◆ **练习题目**
把下面所有条目里的各行整理成带编号的列表，空行不算。答案里不要放图片。
### 练习材料 ###
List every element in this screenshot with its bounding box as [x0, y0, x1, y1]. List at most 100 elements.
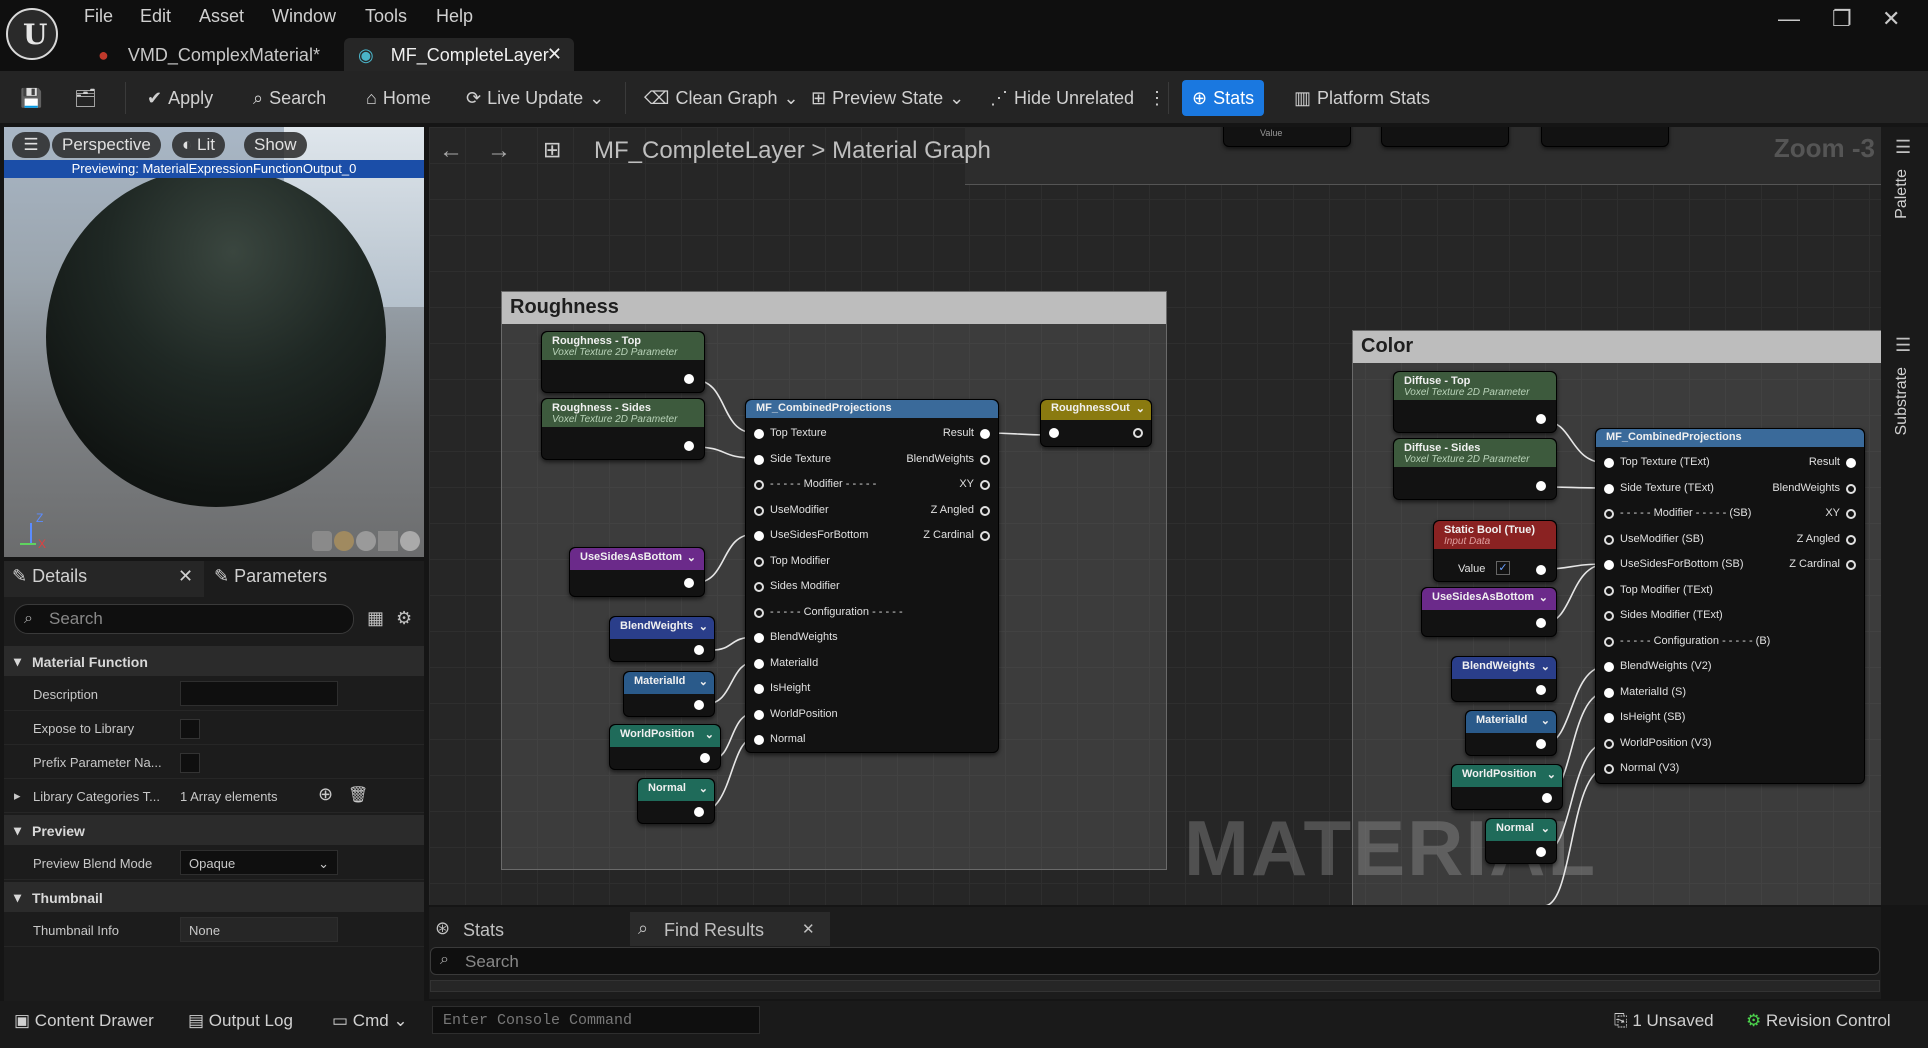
- output-pin[interactable]: [694, 700, 704, 710]
- palette-icon[interactable]: ☰: [1895, 137, 1911, 158]
- output-pin[interactable]: [1536, 685, 1546, 695]
- output-pin[interactable]: [1542, 793, 1552, 803]
- home-button[interactable]: ⌂ Home: [366, 83, 431, 113]
- row-library-categories[interactable]: ▸ Library Categories T... 1 Array elements…: [4, 779, 424, 813]
- input-pin[interactable]: [754, 531, 764, 541]
- node-blend-weights[interactable]: BlendWeights ⌄: [609, 616, 715, 662]
- node-blend-weights[interactable]: BlendWeights ⌄: [1451, 656, 1557, 702]
- input-pin[interactable]: [1604, 509, 1614, 519]
- input-pin[interactable]: [754, 709, 764, 720]
- cylinder-icon[interactable]: [312, 531, 332, 551]
- output-pin[interactable]: [1536, 847, 1546, 857]
- content-drawer-button[interactable]: ▣ Content Drawer: [14, 1011, 154, 1031]
- input-pin[interactable]: [1604, 687, 1614, 698]
- input-pin[interactable]: [754, 429, 764, 439]
- input-pin[interactable]: [1604, 636, 1614, 647]
- node-static-bool[interactable]: Static Bool (True) Input Data Value ✓: [1433, 520, 1557, 582]
- node-material-id[interactable]: MaterialId ⌄: [1465, 710, 1557, 756]
- input-pin[interactable]: [754, 607, 764, 618]
- output-pin[interactable]: [980, 531, 990, 541]
- node-roughness-out[interactable]: RoughnessOut ⌄: [1040, 399, 1152, 447]
- menu-tools[interactable]: Tools: [365, 6, 407, 27]
- input-pin[interactable]: [1604, 713, 1614, 723]
- add-element-icon[interactable]: ⊕: [318, 784, 333, 805]
- menu-window[interactable]: Window: [272, 6, 336, 27]
- stats-button[interactable]: ⊕ Stats: [1182, 80, 1265, 116]
- input-pin[interactable]: [754, 658, 764, 669]
- details-search-input[interactable]: Search: [14, 604, 354, 634]
- input-pin[interactable]: [754, 556, 764, 567]
- search-button[interactable]: ⌕ Search: [253, 83, 326, 113]
- node-roughness-sides[interactable]: Roughness - Sides Voxel Texture 2D Parame…: [541, 398, 705, 460]
- node-roughness-top[interactable]: Roughness - Top Voxel Texture 2D Paramete…: [541, 331, 705, 393]
- input-pin[interactable]: [754, 684, 764, 694]
- restore-icon[interactable]: ❐: [1832, 6, 1852, 32]
- close-tab-icon[interactable]: ✕: [802, 920, 815, 938]
- more-options-icon[interactable]: ⋮: [1148, 83, 1166, 113]
- output-pin[interactable]: [1846, 534, 1856, 545]
- unsaved-button[interactable]: ⎘ 1 Unsaved: [1614, 1011, 1714, 1031]
- input-pin[interactable]: [1604, 764, 1614, 774]
- output-pin[interactable]: [1536, 565, 1546, 575]
- input-pin[interactable]: [754, 633, 764, 643]
- output-pin[interactable]: [694, 807, 704, 817]
- output-pin[interactable]: [1536, 739, 1546, 749]
- menu-asset[interactable]: Asset: [199, 6, 244, 27]
- input-pin[interactable]: [1604, 560, 1614, 570]
- node-material-id[interactable]: MaterialId ⌄: [623, 671, 715, 717]
- table-view-icon[interactable]: ▦: [367, 608, 384, 629]
- viewport-menu-icon[interactable]: ☰: [12, 132, 50, 158]
- input-pin[interactable]: [1604, 662, 1614, 672]
- output-pin[interactable]: [980, 505, 990, 516]
- output-pin[interactable]: [980, 454, 990, 465]
- apply-button[interactable]: ✔ Apply: [147, 83, 213, 113]
- output-pin[interactable]: [694, 645, 704, 655]
- output-pin[interactable]: [684, 374, 694, 384]
- output-pin[interactable]: [700, 753, 710, 763]
- console-command-input[interactable]: Enter Console Command: [432, 1006, 760, 1034]
- input-pin[interactable]: [754, 480, 764, 490]
- input-pin[interactable]: [1604, 483, 1614, 494]
- menu-edit[interactable]: Edit: [140, 6, 171, 27]
- lit-button[interactable]: ◐ Lit: [172, 132, 225, 158]
- value-checkbox[interactable]: ✓: [1496, 561, 1510, 575]
- preview-blend-mode-select[interactable]: Opaque ⌄: [180, 850, 338, 875]
- input-pin[interactable]: [1604, 611, 1614, 621]
- live-update-button[interactable]: ⟳ Live Update ⌄: [466, 83, 604, 113]
- output-pin[interactable]: [1846, 560, 1856, 570]
- menu-file[interactable]: File: [84, 6, 113, 27]
- node-normal[interactable]: Normal ⌄: [637, 778, 715, 824]
- menu-help[interactable]: Help: [436, 6, 473, 27]
- find-results-tab[interactable]: ⌕ Find Results ✕: [630, 912, 830, 946]
- tab-mf-complete-layer[interactable]: ◉ MF_CompleteLayer ✕: [344, 38, 574, 71]
- output-pin[interactable]: [684, 578, 694, 588]
- input-pin[interactable]: [754, 505, 764, 516]
- output-pin[interactable]: [980, 480, 990, 490]
- input-pin[interactable]: [1604, 585, 1614, 596]
- output-pin[interactable]: [1846, 458, 1856, 468]
- save-icon[interactable]: 💾: [20, 83, 42, 113]
- parameters-tab[interactable]: ✎ Parameters: [214, 566, 327, 587]
- settings-gear-icon[interactable]: ⚙: [396, 608, 412, 629]
- output-pin[interactable]: [684, 441, 694, 451]
- close-details-icon[interactable]: ✕: [178, 566, 193, 587]
- input-pin[interactable]: [754, 582, 764, 592]
- teapot-icon[interactable]: [400, 531, 420, 551]
- node-diffuse-sides[interactable]: Diffuse - Sides Voxel Texture 2D Paramete…: [1393, 438, 1557, 500]
- input-pin[interactable]: [1604, 738, 1614, 749]
- prefix-parameter-checkbox[interactable]: [180, 753, 200, 773]
- node-use-sides-as-bottom[interactable]: UseSidesAsBottom ⌄: [1421, 587, 1557, 637]
- output-pin[interactable]: [1536, 481, 1546, 491]
- stats-tab[interactable]: ⊛ Stats: [429, 912, 629, 946]
- clean-graph-button[interactable]: ⌫ Clean Graph ⌄: [644, 83, 799, 113]
- node-diffuse-top[interactable]: Diffuse - Top Voxel Texture 2D Parameter: [1393, 371, 1557, 433]
- cmd-dropdown[interactable]: ▭ Cmd ⌄: [332, 1011, 408, 1031]
- node-mf-combined-projections[interactable]: MF_CombinedProjections Top Texture (TExt…: [1595, 428, 1865, 784]
- minimize-icon[interactable]: —: [1778, 6, 1800, 32]
- plane-icon[interactable]: [356, 531, 376, 551]
- output-pin[interactable]: [980, 429, 990, 439]
- section-thumbnail[interactable]: ▾ Thumbnail: [4, 882, 424, 912]
- section-material-function[interactable]: ▾ Material Function: [4, 646, 424, 676]
- preview-viewport[interactable]: Z X: [4, 127, 424, 557]
- preview-state-button[interactable]: ⊞ Preview State ⌄: [811, 83, 964, 113]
###
◆ **参考答案**
1. List every element in this screenshot with its bounding box as [x0, y0, x1, y1]. List at most 100 elements.
2. - output-pin[interactable]: [694, 700, 704, 710]
3. - palette-icon[interactable]: ☰: [1895, 137, 1911, 158]
4. - output-pin[interactable]: [1536, 685, 1546, 695]
5. - output-pin[interactable]: [1542, 793, 1552, 803]
6. - home-button[interactable]: ⌂ Home: [366, 83, 431, 113]
7. - row-library-categories[interactable]: ▸ Library Categories T... 1 Array elements…: [4, 779, 424, 813]
8. - input-pin[interactable]: [754, 531, 764, 541]
9. - node-blend-weights[interactable]: BlendWeights ⌄: [609, 616, 715, 662]
10. - node-blend-weights[interactable]: BlendWeights ⌄: [1451, 656, 1557, 702]
11. - input-pin[interactable]: [1604, 509, 1614, 519]
12. - input-pin[interactable]: [754, 709, 764, 720]
13. - cylinder-icon[interactable]: [312, 531, 332, 551]
14. - output-pin[interactable]: [1536, 847, 1546, 857]
15. - content-drawer-button[interactable]: ▣ Content Drawer: [14, 1011, 154, 1031]
16. - input-pin[interactable]: [1604, 687, 1614, 698]
17. - input-pin[interactable]: [754, 429, 764, 439]
18. - input-pin[interactable]: [1604, 636, 1614, 647]
19. - node-static-bool[interactable]: Static Bool (True) Input Data Value ✓: [1433, 520, 1557, 582]
20. - node-material-id[interactable]: MaterialId ⌄: [1465, 710, 1557, 756]
21. - input-pin[interactable]: [754, 607, 764, 618]
22. - output-pin[interactable]: [980, 531, 990, 541]
23. - node-roughness-out[interactable]: RoughnessOut ⌄: [1040, 399, 1152, 447]
24. - menu-tools[interactable]: Tools: [365, 6, 407, 27]
25. - input-pin[interactable]: [1604, 713, 1614, 723]
26. - add-element-icon[interactable]: ⊕: [318, 784, 333, 805]
27. - menu-window[interactable]: Window: [272, 6, 336, 27]
28. - stats-button[interactable]: ⊕ Stats: [1182, 80, 1265, 116]
29. - input-pin[interactable]: [754, 658, 764, 669]
30. - details-search-input[interactable]: Search: [14, 604, 354, 634]
31. - input-pin[interactable]: [754, 556, 764, 567]
32. - search-button[interactable]: ⌕ Search: [253, 83, 326, 113]
33. - node-roughness-sides[interactable]: Roughness - Sides Voxel Texture 2D Parame…: [541, 398, 705, 460]
34. - node-roughness-top[interactable]: Roughness - Top Voxel Texture 2D Paramete…: [541, 331, 705, 393]
35. - input-pin[interactable]: [754, 684, 764, 694]
36. - restore-icon[interactable]: ❐: [1832, 6, 1852, 32]
37. - close-tab-icon[interactable]: ✕: [802, 920, 815, 938]
38. - more-options-icon[interactable]: ⋮: [1148, 83, 1166, 113]
39. - output-pin[interactable]: [1846, 534, 1856, 545]
40. - unsaved-button[interactable]: ⎘ 1 Unsaved: [1614, 1011, 1714, 1031]
41. - input-pin[interactable]: [1604, 764, 1614, 774]
42. - output-pin[interactable]: [1536, 565, 1546, 575]
43. - input-pin[interactable]: [754, 633, 764, 643]
44. - output-pin[interactable]: [694, 807, 704, 817]
45. - output-pin[interactable]: [1536, 739, 1546, 749]
46. - menu-asset[interactable]: Asset: [199, 6, 244, 27]
47. - input-pin[interactable]: [1604, 560, 1614, 570]
48. - node-material-id[interactable]: MaterialId ⌄: [623, 671, 715, 717]
49. - table-view-icon[interactable]: ▦: [367, 608, 384, 629]
50. - viewport-menu-icon[interactable]: ☰: [12, 132, 50, 158]
51. - input-pin[interactable]: [1604, 662, 1614, 672]
52. - output-pin[interactable]: [980, 505, 990, 516]
53. - output-pin[interactable]: [980, 454, 990, 465]
54. - apply-button[interactable]: ✔ Apply: [147, 83, 213, 113]
55. - output-pin[interactable]: [694, 645, 704, 655]
56. - output-pin[interactable]: [684, 374, 694, 384]
57. - output-pin[interactable]: [700, 753, 710, 763]
58. - console-command-input[interactable]: Enter Console Command: [432, 1006, 760, 1034]
59. - input-pin[interactable]: [754, 480, 764, 490]
60. - input-pin[interactable]: [1604, 483, 1614, 494]
61. - menu-edit[interactable]: Edit: [140, 6, 171, 27]
62. - lit-button[interactable]: ◐ Lit: [172, 132, 225, 158]
63. - value-checkbox[interactable]: ✓: [1496, 561, 1510, 575]
64. - preview-blend-mode-select[interactable]: Opaque ⌄: [180, 850, 338, 875]
65. - input-pin[interactable]: [1604, 611, 1614, 621]
66. - live-update-button[interactable]: ⟳ Live Update ⌄: [466, 83, 604, 113]
67. - output-pin[interactable]: [1846, 560, 1856, 570]
68. - menu-file[interactable]: File: [84, 6, 113, 27]
69. - node-normal[interactable]: Normal ⌄: [637, 778, 715, 824]
70. - menu-help[interactable]: Help: [436, 6, 473, 27]
71. - find-results-tab[interactable]: ⌕ Find Results ✕: [630, 912, 830, 946]
72. - tab-mf-complete-layer[interactable]: ◉ MF_CompleteLayer ✕: [344, 38, 574, 71]
73. - output-pin[interactable]: [684, 578, 694, 588]
74. - input-pin[interactable]: [754, 505, 764, 516]
75. - output-pin[interactable]: [980, 480, 990, 490]
76. - input-pin[interactable]: [1604, 585, 1614, 596]
77. - output-pin[interactable]: [1846, 458, 1856, 468]
78. - save-icon[interactable]: 💾: [20, 83, 42, 113]
79. - parameters-tab[interactable]: ✎ Parameters: [214, 566, 327, 587]
80. - settings-gear-icon[interactable]: ⚙: [396, 608, 412, 629]
81. - output-pin[interactable]: [684, 441, 694, 451]
82. - close-details-icon[interactable]: ✕: [178, 566, 193, 587]
83. - input-pin[interactable]: [754, 582, 764, 592]
84. - teapot-icon[interactable]: [400, 531, 420, 551]
85. - node-diffuse-sides[interactable]: Diffuse - Sides Voxel Texture 2D Paramete…: [1393, 438, 1557, 500]
86. - input-pin[interactable]: [1604, 738, 1614, 749]
87. - prefix-parameter-checkbox[interactable]: [180, 753, 200, 773]
88. - node-use-sides-as-bottom[interactable]: UseSidesAsBottom ⌄: [1421, 587, 1557, 637]
89. - output-pin[interactable]: [1536, 481, 1546, 491]
90. - stats-tab[interactable]: ⊛ Stats: [429, 912, 629, 946]
91. - clean-graph-button[interactable]: ⌫ Clean Graph ⌄: [644, 83, 799, 113]
92. - node-diffuse-top[interactable]: Diffuse - Top Voxel Texture 2D Parameter: [1393, 371, 1557, 433]
93. - cmd-dropdown[interactable]: ▭ Cmd ⌄: [332, 1011, 408, 1031]
94. - node-mf-combined-projections[interactable]: MF_CombinedProjections Top Texture (TExt…: [1595, 428, 1865, 784]
95. - minimize-icon[interactable]: —: [1778, 6, 1800, 32]
96. - plane-icon[interactable]: [356, 531, 376, 551]
97. - output-pin[interactable]: [980, 429, 990, 439]
98. - section-thumbnail[interactable]: ▾ Thumbnail: [4, 882, 424, 912]
99. - section-material-function[interactable]: ▾ Material Function: [4, 646, 424, 676]
100. - preview-viewport[interactable]: Z X: [4, 127, 424, 557]
101. - preview-state-button[interactable]: ⊞ Preview State ⌄: [811, 83, 964, 113]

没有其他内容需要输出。